(Dataset entries on figures)
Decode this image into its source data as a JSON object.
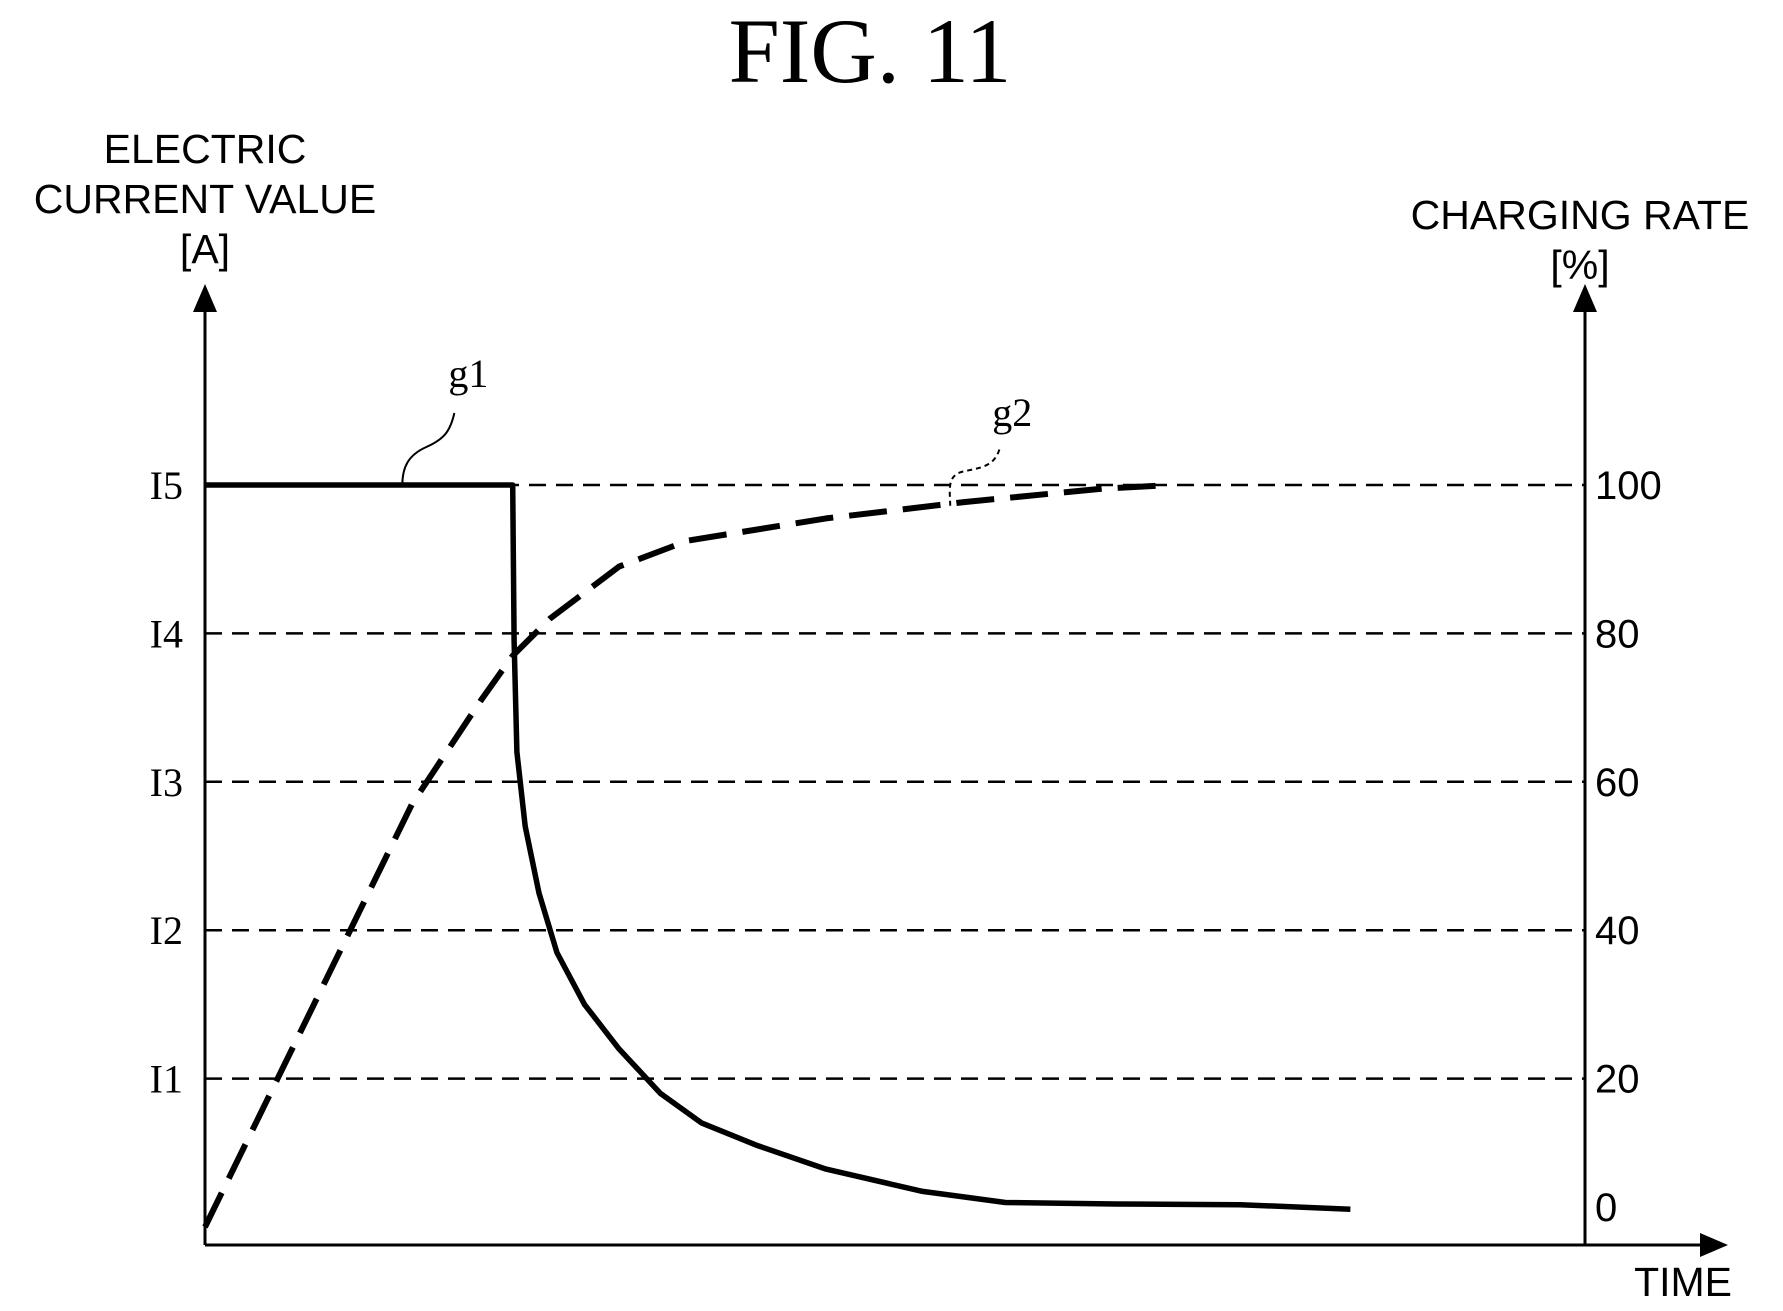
{
  "figure": {
    "title": "FIG. 11"
  },
  "chart_data": {
    "type": "line",
    "title": "FIG. 11",
    "y_left_label": [
      "ELECTRIC",
      "CURRENT VALUE",
      "[A]"
    ],
    "y_right_label": [
      "CHARGING RATE",
      "[%]"
    ],
    "x_label": "TIME",
    "y_left_ticks": [
      "I1",
      "I2",
      "I3",
      "I4",
      "I5"
    ],
    "y_right_ticks": [
      "0",
      "20",
      "40",
      "60",
      "80",
      "100"
    ],
    "y_right_range": [
      0,
      100
    ],
    "x_range": [
      0,
      100
    ],
    "grid": "horizontal dashed at 20, 40, 60, 80, 100",
    "colors": {
      "ink": "#000000",
      "background": "#ffffff"
    },
    "series": [
      {
        "name": "g1",
        "line_style": "solid",
        "axis": "left",
        "points": [
          [
            0,
            100
          ],
          [
            22.3,
            100
          ],
          [
            22.4,
            79
          ],
          [
            22.6,
            64
          ],
          [
            23.2,
            54
          ],
          [
            24.2,
            45
          ],
          [
            25.5,
            37
          ],
          [
            27.5,
            30
          ],
          [
            30,
            24
          ],
          [
            33,
            18
          ],
          [
            36,
            14
          ],
          [
            40,
            11
          ],
          [
            45,
            7.8
          ],
          [
            52,
            4.8
          ],
          [
            58,
            3.3
          ],
          [
            66,
            3.1
          ],
          [
            75,
            3.0
          ],
          [
            83,
            2.4
          ]
        ]
      },
      {
        "name": "g2",
        "line_style": "dashed",
        "axis": "right",
        "points": [
          [
            0,
            0
          ],
          [
            5,
            19
          ],
          [
            10,
            38
          ],
          [
            15,
            57
          ],
          [
            20,
            71
          ],
          [
            22.3,
            77
          ],
          [
            25,
            82
          ],
          [
            30,
            89
          ],
          [
            35,
            92.5
          ],
          [
            45,
            95.5
          ],
          [
            55,
            97.7
          ],
          [
            65,
            99.5
          ],
          [
            70,
            100
          ]
        ]
      }
    ]
  }
}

__PROMPT__:
Search the lines above for the string "dashed" and copy each line that has it.

__THE COMPLETED TASK__:
    "grid": "horizontal dashed at 20, 40, 60, 80, 100",
        "line_style": "dashed",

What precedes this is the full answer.